— Provided records —

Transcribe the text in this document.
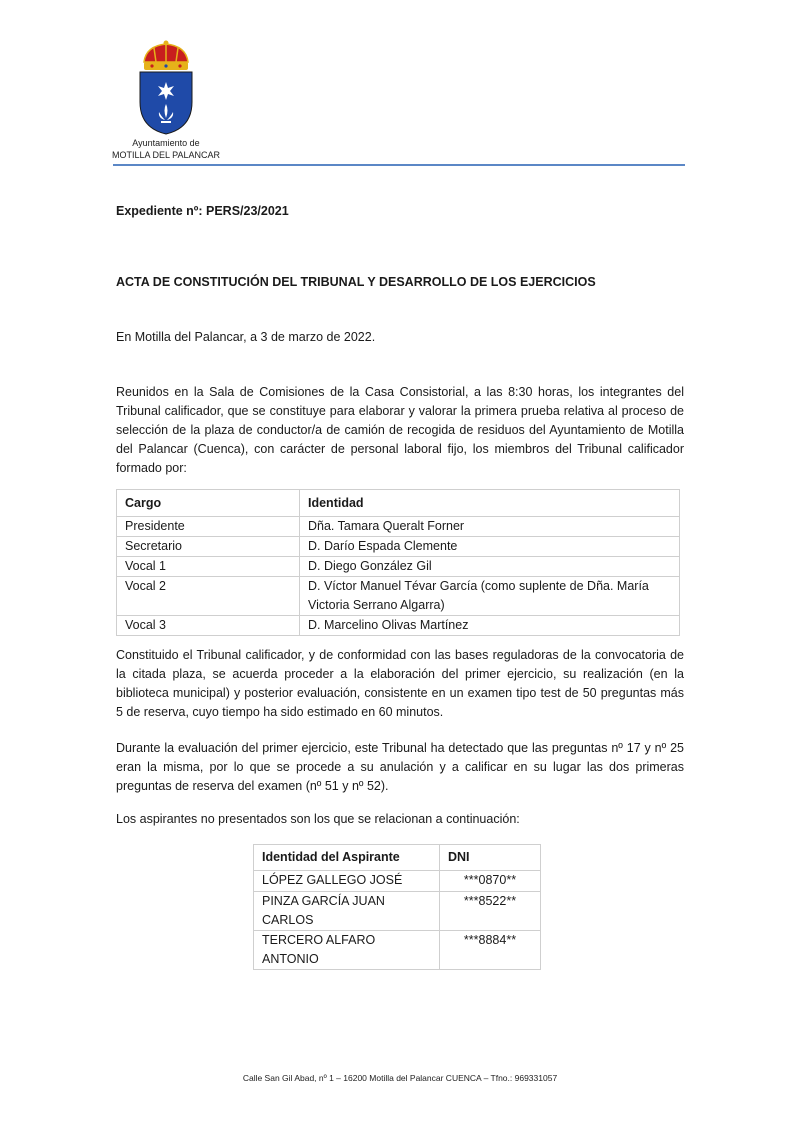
Ayuntamiento de
MOTILLA DEL PALANCAR
Expediente nº: PERS/23/2021
ACTA DE CONSTITUCIÓN DEL TRIBUNAL Y DESARROLLO DE LOS EJERCICIOS
En Motilla del Palancar, a 3 de marzo de 2022.
Reunidos en la Sala de Comisiones de la Casa Consistorial, a las 8:30 horas, los integrantes del Tribunal calificador, que se constituye para elaborar y valorar la primera prueba relativa al proceso de selección de la plaza de conductor/a de camión de recogida de residuos del Ayuntamiento de Motilla del Palancar (Cuenca), con carácter de personal laboral fijo, los miembros del Tribunal calificador formado por:
Cargo	Identidad
Presidente	Dña. Tamara Queralt Forner
Secretario	D. Darío Espada Clemente
Vocal 1	D. Diego González Gil
Vocal 2	D. Víctor Manuel Tévar García (como suplente de Dña. María Victoria Serrano Algarra)
Vocal 3	D. Marcelino Olivas Martínez
Constituido el Tribunal calificador, y de conformidad con las bases reguladoras de la convocatoria de la citada plaza, se acuerda proceder a la elaboración del primer ejercicio, su realización (en la biblioteca municipal) y posterior evaluación, consistente en un examen tipo test de 50 preguntas más 5 de reserva, cuyo tiempo ha sido estimado en 60 minutos.
Durante la evaluación del primer ejercicio, este Tribunal ha detectado que las preguntas nº 17 y nº 25 eran la misma, por lo que se procede a su anulación y a calificar en su lugar las dos primeras preguntas de reserva del examen (nº 51 y nº 52).
Los aspirantes no presentados son los que se relacionan a continuación:
Identidad del Aspirante	DNI
LÓPEZ GALLEGO JOSÉ	***0870**
PINZA GARCÍA JUAN CARLOS	***8522**
TERCERO ALFARO ANTONIO	***8884**
Calle San Gil Abad, nº 1 – 16200 Motilla del Palancar CUENCA – Tfno.: 969331057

— Work to be completed —
Reproduce each entry precisely, dropping only the pictures.

— Expected output —
Transcribe the text in this document.
Ayuntamiento de
MOTILLA DEL PALANCAR
Expediente nº: PERS/23/2021
ACTA DE CONSTITUCIÓN DEL TRIBUNAL Y DESARROLLO DE LOS EJERCICIOS
En Motilla del Palancar, a 3 de marzo de 2022.
Reunidos en la Sala de Comisiones de la Casa Consistorial, a las 8:30 horas, los integrantes del Tribunal calificador, que se constituye para elaborar y valorar la primera prueba relativa al proceso de selección de la plaza de conductor/a de camión de recogida de residuos del Ayuntamiento de Motilla del Palancar (Cuenca), con carácter de personal laboral fijo, los miembros del Tribunal calificador formado por:
Cargo	Identidad
Presidente	Dña. Tamara Queralt Forner
Secretario	D. Darío Espada Clemente
Vocal 1	D. Diego González Gil
Vocal 2	D. Víctor Manuel Tévar García (como suplente de Dña. María Victoria Serrano Algarra)
Vocal 3	D. Marcelino Olivas Martínez
Constituido el Tribunal calificador, y de conformidad con las bases reguladoras de la convocatoria de la citada plaza, se acuerda proceder a la elaboración del primer ejercicio, su realización (en la biblioteca municipal) y posterior evaluación, consistente en un examen tipo test de 50 preguntas más 5 de reserva, cuyo tiempo ha sido estimado en 60 minutos.
Durante la evaluación del primer ejercicio, este Tribunal ha detectado que las preguntas nº 17 y nº 25 eran la misma, por lo que se procede a su anulación y a calificar en su lugar las dos primeras preguntas de reserva del examen (nº 51 y nº 52).
Los aspirantes no presentados son los que se relacionan a continuación:
Identidad del Aspirante	DNI
LÓPEZ GALLEGO JOSÉ	***0870**
PINZA GARCÍA JUAN CARLOS	***8522**
TERCERO ALFARO ANTONIO	***8884**
Calle San Gil Abad, nº 1 – 16200 Motilla del Palancar CUENCA – Tfno.: 969331057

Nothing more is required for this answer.